◆ **Directions**: Set each entry down verbatim, omitting images.
• • • • • • •
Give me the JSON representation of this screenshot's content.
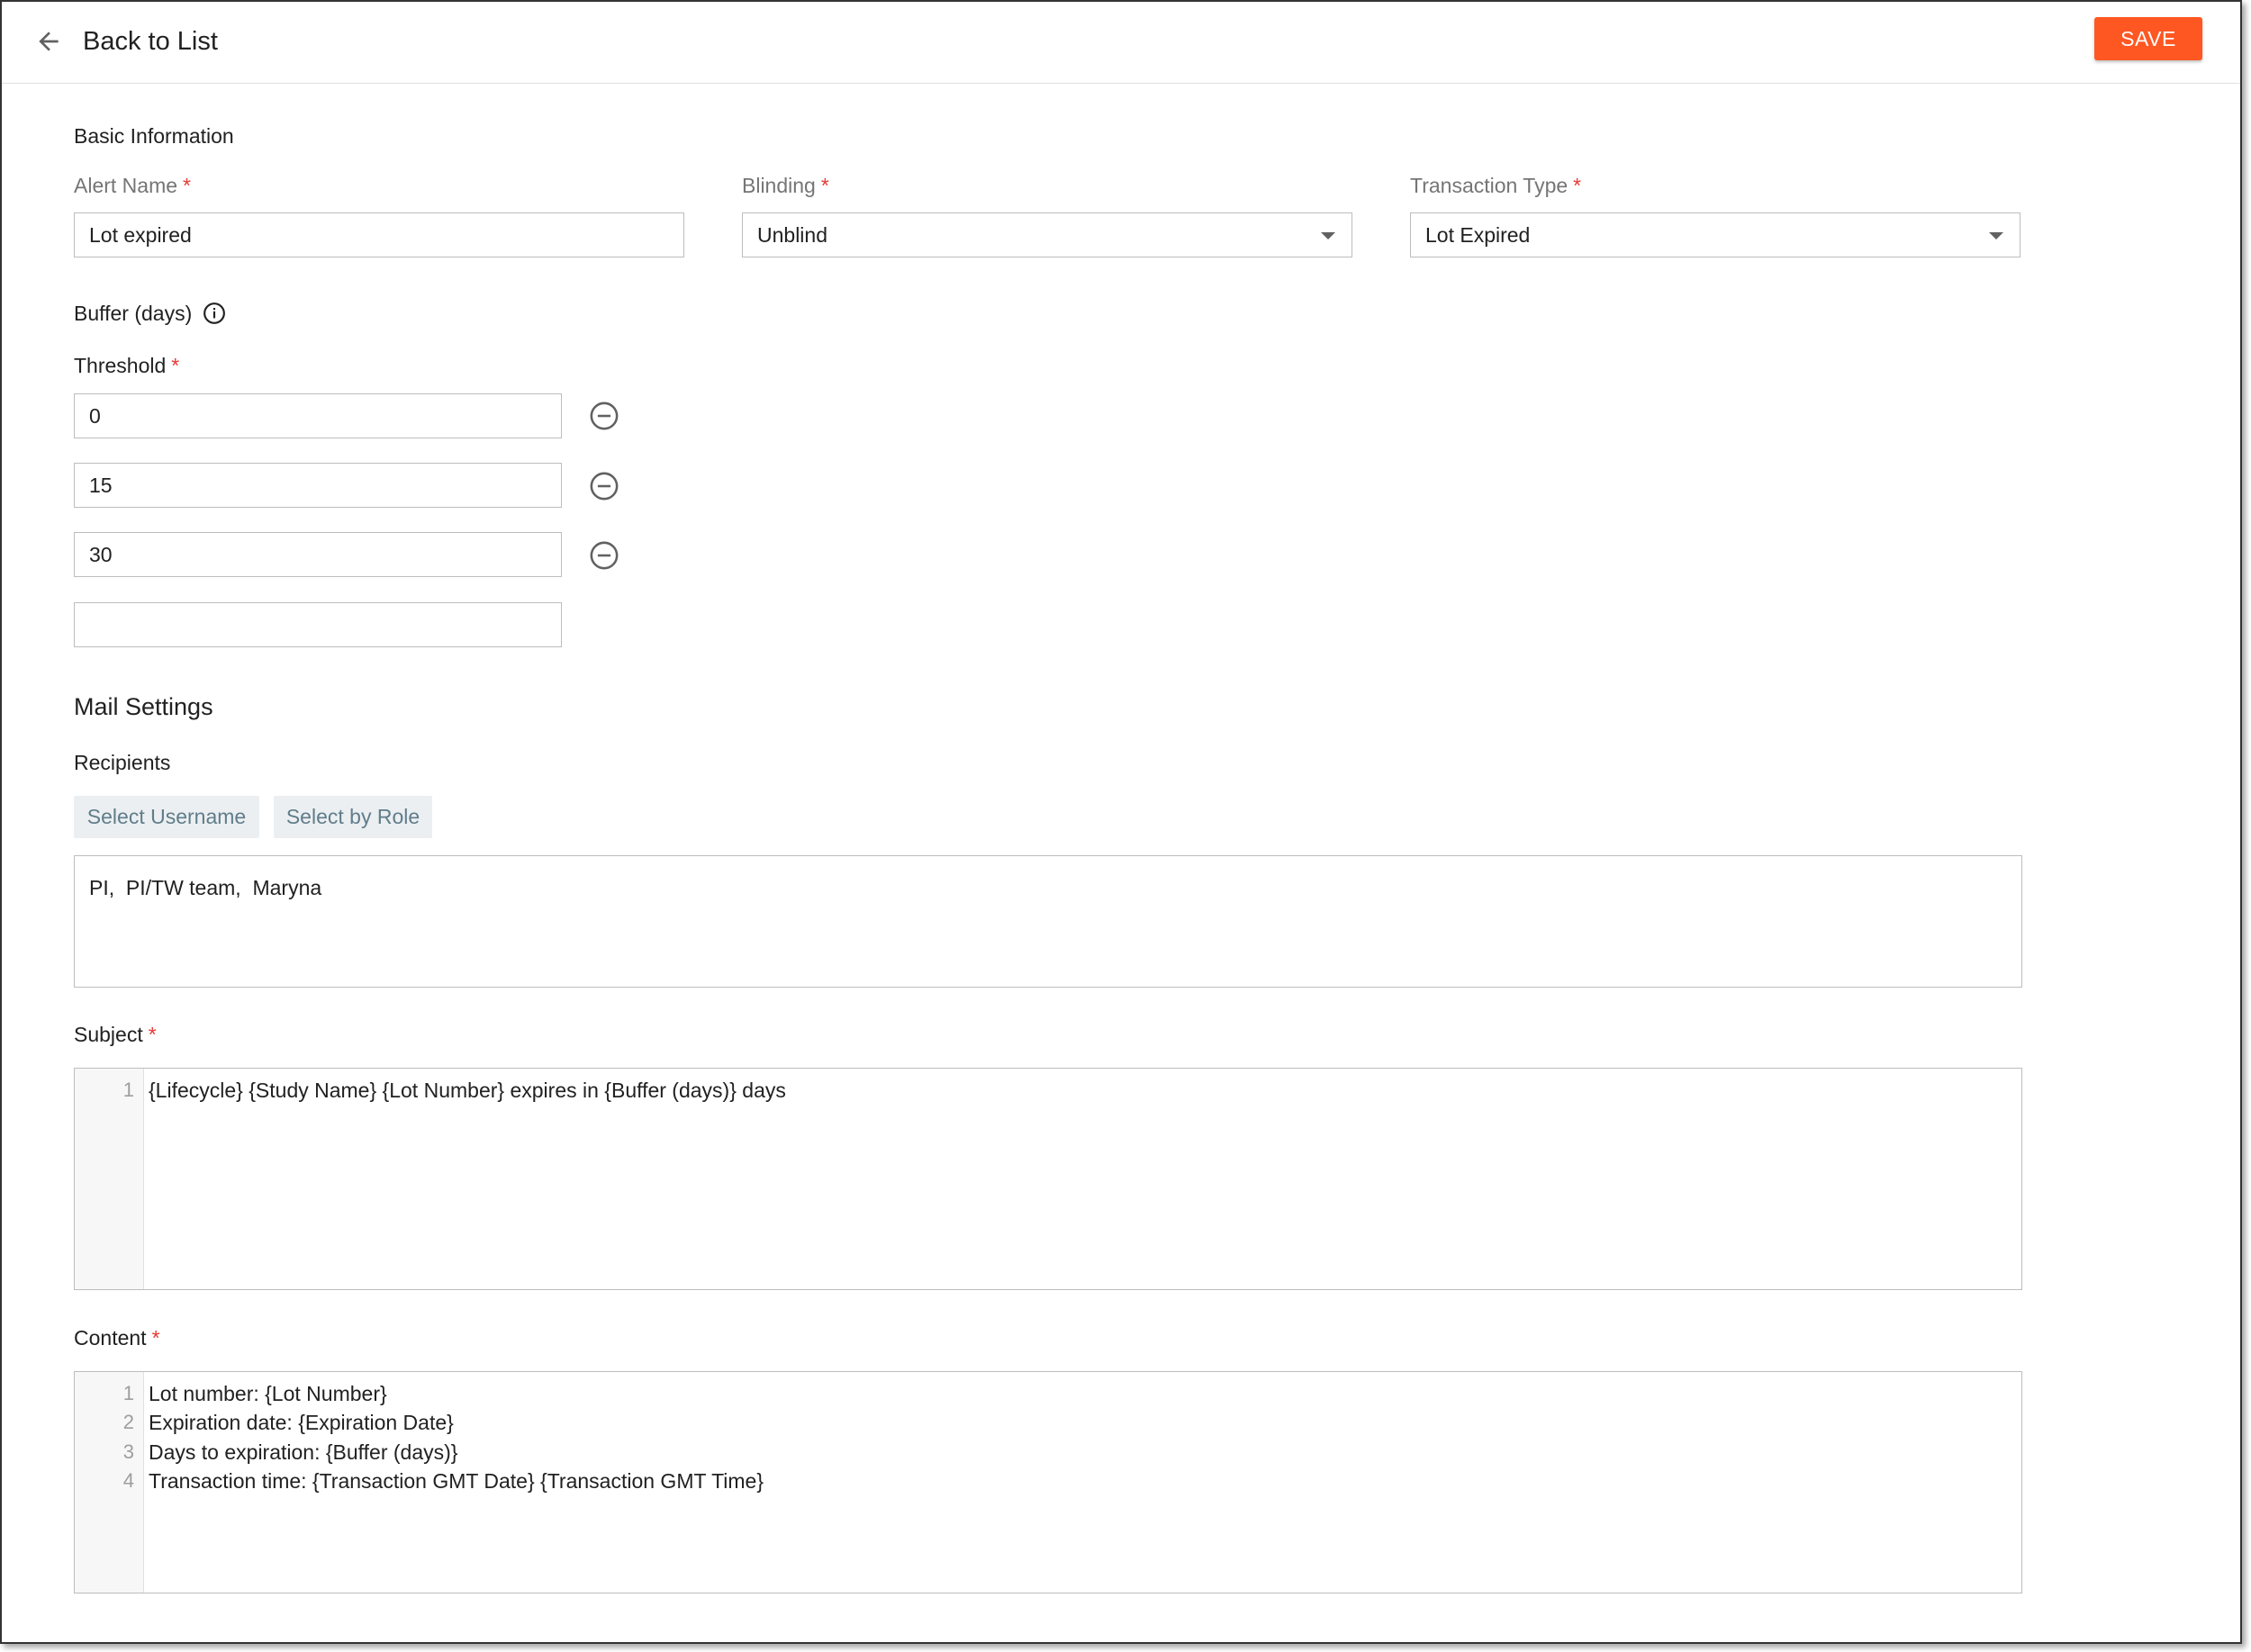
{
  "header": {
    "back_label": "Back to List",
    "save_label": "SAVE"
  },
  "basic": {
    "title": "Basic Information",
    "alert_name": {
      "label": "Alert Name",
      "value": "Lot expired"
    },
    "blinding": {
      "label": "Blinding",
      "value": "Unblind"
    },
    "transaction_type": {
      "label": "Transaction Type",
      "value": "Lot Expired"
    },
    "buffer_label": "Buffer (days)",
    "threshold_label": "Threshold",
    "thresholds": [
      "0",
      "15",
      "30",
      ""
    ]
  },
  "mail": {
    "title": "Mail Settings",
    "recipients_label": "Recipients",
    "select_username": "Select Username",
    "select_by_role": "Select by Role",
    "recipients_value": "PI,  PI/TW team,  Maryna",
    "subject_label": "Subject",
    "subject_lines": [
      {
        "n": "1",
        "text": "{Lifecycle} {Study Name} {Lot Number} expires in {Buffer (days)} days"
      }
    ],
    "content_label": "Content",
    "content_lines": [
      {
        "n": "1",
        "text": "Lot number: {Lot Number}"
      },
      {
        "n": "2",
        "text": "Expiration date: {Expiration Date}"
      },
      {
        "n": "3",
        "text": "Days to expiration: {Buffer (days)}"
      },
      {
        "n": "4",
        "text": "Transaction time: {Transaction GMT Date} {Transaction GMT Time}"
      }
    ]
  },
  "required_mark": "*",
  "colors": {
    "accent": "#ff5722",
    "required": "#e53935",
    "chip_text": "#607d8b"
  }
}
• • • • • • •
◆ **Response to this exercise**:
Give me the JSON representation of this screenshot's content.
{
  "header": {
    "back_label": "Back to List",
    "save_label": "SAVE"
  },
  "basic": {
    "title": "Basic Information",
    "alert_name": {
      "label": "Alert Name",
      "value": "Lot expired"
    },
    "blinding": {
      "label": "Blinding",
      "value": "Unblind"
    },
    "transaction_type": {
      "label": "Transaction Type",
      "value": "Lot Expired"
    },
    "buffer_label": "Buffer (days)",
    "threshold_label": "Threshold",
    "thresholds": [
      "0",
      "15",
      "30",
      ""
    ]
  },
  "mail": {
    "title": "Mail Settings",
    "recipients_label": "Recipients",
    "select_username": "Select Username",
    "select_by_role": "Select by Role",
    "recipients_value": "PI,  PI/TW team,  Maryna",
    "subject_label": "Subject",
    "subject_lines": [
      {
        "n": "1",
        "text": "{Lifecycle} {Study Name} {Lot Number} expires in {Buffer (days)} days"
      }
    ],
    "content_label": "Content",
    "content_lines": [
      {
        "n": "1",
        "text": "Lot number: {Lot Number}"
      },
      {
        "n": "2",
        "text": "Expiration date: {Expiration Date}"
      },
      {
        "n": "3",
        "text": "Days to expiration: {Buffer (days)}"
      },
      {
        "n": "4",
        "text": "Transaction time: {Transaction GMT Date} {Transaction GMT Time}"
      }
    ]
  },
  "required_mark": "*",
  "colors": {
    "accent": "#ff5722",
    "required": "#e53935",
    "chip_text": "#607d8b"
  }
}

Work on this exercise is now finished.